# Written task
Say how many lines include "JSON", with no words around the number.

(Records from a collection of figures)
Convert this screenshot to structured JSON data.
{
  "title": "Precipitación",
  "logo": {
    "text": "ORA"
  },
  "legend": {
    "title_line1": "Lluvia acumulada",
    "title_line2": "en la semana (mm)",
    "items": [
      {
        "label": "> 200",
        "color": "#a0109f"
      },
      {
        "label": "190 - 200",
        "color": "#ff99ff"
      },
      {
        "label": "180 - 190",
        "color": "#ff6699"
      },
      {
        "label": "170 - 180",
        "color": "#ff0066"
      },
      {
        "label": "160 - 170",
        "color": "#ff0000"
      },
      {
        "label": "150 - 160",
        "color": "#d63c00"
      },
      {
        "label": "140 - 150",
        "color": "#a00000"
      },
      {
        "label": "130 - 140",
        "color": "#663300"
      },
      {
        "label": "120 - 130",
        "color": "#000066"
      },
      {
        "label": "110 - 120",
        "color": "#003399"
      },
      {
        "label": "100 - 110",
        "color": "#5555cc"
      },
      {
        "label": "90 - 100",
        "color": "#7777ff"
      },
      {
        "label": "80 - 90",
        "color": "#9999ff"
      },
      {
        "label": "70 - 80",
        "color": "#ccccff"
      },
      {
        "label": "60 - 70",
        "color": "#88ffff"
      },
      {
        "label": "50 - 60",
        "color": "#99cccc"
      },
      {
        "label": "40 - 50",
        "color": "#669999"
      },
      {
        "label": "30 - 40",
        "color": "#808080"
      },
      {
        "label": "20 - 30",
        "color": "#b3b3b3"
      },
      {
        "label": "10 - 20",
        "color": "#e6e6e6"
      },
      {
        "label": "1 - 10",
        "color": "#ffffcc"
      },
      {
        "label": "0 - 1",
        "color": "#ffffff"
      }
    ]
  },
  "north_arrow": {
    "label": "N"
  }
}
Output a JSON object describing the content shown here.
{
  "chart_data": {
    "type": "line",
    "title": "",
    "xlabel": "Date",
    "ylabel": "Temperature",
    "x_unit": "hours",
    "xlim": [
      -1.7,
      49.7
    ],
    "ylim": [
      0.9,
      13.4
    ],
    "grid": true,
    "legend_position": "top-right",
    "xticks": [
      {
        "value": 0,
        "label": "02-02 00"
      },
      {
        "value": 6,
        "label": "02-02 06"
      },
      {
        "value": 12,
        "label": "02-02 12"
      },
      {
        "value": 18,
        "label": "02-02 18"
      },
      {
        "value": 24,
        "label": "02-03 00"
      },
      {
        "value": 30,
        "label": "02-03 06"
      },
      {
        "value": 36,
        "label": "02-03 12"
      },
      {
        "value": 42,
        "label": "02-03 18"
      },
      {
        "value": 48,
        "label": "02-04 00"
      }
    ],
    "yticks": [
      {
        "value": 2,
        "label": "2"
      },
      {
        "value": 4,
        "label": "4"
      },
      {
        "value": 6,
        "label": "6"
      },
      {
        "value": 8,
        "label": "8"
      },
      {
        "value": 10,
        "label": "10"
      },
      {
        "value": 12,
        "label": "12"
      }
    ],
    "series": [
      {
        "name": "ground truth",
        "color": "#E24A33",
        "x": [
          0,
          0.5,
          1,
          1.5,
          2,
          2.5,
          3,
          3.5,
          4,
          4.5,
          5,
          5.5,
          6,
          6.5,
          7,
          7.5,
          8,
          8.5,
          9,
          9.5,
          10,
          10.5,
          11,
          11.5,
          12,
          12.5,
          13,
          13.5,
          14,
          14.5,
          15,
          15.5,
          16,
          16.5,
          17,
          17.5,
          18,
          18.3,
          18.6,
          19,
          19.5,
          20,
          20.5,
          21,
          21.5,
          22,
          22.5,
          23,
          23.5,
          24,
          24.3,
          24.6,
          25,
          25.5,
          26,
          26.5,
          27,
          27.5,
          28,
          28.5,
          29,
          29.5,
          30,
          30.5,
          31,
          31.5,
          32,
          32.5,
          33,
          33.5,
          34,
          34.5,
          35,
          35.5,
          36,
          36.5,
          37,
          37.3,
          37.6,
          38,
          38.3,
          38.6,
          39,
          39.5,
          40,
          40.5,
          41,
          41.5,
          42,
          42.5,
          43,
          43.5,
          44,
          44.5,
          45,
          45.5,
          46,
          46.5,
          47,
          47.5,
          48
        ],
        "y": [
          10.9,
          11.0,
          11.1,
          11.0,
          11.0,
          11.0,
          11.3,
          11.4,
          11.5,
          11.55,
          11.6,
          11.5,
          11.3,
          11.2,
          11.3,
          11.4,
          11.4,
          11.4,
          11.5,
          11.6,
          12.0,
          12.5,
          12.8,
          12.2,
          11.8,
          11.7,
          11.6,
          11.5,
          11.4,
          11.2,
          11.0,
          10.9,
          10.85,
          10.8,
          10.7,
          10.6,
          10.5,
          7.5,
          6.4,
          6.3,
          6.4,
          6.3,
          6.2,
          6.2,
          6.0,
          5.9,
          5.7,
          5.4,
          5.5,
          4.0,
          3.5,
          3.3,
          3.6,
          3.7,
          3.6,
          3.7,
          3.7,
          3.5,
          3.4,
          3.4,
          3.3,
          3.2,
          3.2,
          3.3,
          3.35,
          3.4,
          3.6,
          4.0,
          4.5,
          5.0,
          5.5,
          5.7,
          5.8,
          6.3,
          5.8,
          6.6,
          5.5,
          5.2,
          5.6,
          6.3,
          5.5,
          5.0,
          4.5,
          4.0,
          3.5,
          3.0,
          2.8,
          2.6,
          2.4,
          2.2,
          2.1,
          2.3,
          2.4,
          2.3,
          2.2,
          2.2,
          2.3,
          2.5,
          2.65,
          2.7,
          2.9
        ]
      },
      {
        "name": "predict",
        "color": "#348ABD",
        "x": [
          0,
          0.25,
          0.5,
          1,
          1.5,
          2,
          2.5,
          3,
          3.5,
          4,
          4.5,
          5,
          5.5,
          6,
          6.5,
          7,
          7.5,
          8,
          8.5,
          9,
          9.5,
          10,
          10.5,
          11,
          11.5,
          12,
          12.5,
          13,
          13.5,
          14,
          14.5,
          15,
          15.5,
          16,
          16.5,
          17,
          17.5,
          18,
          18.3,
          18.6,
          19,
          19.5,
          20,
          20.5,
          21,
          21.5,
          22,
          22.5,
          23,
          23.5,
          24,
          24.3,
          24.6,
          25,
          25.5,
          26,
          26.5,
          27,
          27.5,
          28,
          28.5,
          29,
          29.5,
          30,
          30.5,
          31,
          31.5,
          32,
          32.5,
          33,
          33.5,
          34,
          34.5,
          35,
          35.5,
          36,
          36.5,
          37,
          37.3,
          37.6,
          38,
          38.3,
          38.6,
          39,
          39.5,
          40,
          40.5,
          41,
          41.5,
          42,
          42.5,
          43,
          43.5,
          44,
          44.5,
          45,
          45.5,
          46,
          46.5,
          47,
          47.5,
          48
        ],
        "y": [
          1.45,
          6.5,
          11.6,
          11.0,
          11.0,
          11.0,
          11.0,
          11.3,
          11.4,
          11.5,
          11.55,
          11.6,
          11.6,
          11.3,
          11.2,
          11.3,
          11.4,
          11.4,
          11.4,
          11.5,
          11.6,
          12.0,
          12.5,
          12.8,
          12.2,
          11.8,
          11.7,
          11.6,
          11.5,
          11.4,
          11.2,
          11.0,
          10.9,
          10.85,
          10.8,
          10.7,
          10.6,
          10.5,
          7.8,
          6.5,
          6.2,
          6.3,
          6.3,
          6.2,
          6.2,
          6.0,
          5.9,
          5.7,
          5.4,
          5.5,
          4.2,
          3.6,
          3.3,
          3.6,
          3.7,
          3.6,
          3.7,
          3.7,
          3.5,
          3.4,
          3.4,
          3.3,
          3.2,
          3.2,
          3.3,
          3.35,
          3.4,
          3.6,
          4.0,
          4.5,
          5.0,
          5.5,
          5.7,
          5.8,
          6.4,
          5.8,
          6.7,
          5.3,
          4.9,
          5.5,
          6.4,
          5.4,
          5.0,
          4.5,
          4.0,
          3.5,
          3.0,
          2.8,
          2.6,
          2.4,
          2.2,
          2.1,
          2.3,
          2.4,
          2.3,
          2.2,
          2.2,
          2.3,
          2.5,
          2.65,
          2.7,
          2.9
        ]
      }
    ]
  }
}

# Task answer
2